## Short problem
Copy out each line below that has the word "should" in it.
──────── Records for the task ────────
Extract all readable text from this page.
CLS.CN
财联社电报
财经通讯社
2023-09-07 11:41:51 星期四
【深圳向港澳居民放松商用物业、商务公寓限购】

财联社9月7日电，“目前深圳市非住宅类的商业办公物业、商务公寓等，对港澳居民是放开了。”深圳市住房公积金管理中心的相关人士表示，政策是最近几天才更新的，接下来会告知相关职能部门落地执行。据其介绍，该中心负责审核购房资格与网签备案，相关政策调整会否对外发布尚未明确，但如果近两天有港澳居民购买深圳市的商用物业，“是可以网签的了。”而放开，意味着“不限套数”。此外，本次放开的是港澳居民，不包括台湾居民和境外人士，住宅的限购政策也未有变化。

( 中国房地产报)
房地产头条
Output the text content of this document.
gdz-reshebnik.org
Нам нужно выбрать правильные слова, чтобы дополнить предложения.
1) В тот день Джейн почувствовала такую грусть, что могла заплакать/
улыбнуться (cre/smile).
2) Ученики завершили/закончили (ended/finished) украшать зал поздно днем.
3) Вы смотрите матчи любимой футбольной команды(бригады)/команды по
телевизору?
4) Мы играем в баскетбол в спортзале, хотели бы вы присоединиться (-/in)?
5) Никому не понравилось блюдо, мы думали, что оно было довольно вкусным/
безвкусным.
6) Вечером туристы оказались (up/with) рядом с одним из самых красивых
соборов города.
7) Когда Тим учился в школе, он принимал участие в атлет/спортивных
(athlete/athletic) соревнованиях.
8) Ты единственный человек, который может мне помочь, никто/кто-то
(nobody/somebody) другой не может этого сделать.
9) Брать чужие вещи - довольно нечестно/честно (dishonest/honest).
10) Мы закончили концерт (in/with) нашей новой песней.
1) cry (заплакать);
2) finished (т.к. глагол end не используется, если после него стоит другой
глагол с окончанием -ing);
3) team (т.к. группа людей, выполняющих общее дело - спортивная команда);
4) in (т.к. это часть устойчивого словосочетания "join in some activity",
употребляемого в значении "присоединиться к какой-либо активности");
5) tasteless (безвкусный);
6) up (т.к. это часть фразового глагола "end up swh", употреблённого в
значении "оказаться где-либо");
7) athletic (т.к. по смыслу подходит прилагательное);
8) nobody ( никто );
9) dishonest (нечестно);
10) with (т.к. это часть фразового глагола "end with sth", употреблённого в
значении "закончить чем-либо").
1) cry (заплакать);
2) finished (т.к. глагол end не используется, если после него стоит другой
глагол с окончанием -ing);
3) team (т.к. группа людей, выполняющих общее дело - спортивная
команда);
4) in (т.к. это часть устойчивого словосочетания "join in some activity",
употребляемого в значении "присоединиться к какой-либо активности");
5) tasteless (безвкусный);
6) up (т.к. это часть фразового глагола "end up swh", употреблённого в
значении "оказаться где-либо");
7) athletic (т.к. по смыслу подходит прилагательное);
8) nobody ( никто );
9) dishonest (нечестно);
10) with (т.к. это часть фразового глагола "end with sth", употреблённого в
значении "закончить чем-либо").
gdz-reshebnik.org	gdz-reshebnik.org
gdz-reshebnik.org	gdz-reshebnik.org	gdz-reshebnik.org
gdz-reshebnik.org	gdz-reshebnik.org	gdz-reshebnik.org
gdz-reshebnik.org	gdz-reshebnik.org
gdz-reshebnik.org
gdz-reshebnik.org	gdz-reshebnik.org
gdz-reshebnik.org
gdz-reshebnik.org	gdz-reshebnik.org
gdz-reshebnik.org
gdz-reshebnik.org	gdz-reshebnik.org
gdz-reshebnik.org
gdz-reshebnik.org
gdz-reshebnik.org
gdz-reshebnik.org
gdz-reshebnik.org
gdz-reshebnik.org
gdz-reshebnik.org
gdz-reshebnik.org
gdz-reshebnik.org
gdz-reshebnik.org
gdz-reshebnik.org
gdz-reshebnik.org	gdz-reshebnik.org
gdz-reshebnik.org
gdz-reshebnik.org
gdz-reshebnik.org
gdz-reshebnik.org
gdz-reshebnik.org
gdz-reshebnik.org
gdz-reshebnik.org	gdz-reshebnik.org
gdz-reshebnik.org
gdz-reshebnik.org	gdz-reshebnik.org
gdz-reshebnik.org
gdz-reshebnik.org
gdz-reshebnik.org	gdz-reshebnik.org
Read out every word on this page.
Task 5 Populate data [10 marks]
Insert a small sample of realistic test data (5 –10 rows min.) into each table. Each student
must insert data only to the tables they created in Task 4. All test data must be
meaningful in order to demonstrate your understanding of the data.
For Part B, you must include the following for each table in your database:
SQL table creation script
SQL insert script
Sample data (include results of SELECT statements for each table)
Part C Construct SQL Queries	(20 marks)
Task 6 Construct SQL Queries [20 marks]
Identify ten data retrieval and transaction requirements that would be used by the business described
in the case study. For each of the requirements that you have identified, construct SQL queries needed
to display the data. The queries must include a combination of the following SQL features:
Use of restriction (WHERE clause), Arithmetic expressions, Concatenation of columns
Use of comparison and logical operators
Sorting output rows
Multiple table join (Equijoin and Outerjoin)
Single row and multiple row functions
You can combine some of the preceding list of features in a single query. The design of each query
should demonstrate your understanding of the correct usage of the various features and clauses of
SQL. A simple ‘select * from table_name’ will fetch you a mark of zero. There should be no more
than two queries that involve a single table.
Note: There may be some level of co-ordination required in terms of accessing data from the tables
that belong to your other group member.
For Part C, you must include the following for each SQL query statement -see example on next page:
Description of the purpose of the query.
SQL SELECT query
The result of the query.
────────
## Output of the exercise
should demonstrate your understanding of the correct usage of the various features and clauses of
SQL. A simple ‘select * from table_name’ will fetch you a mark of zero. There should be no more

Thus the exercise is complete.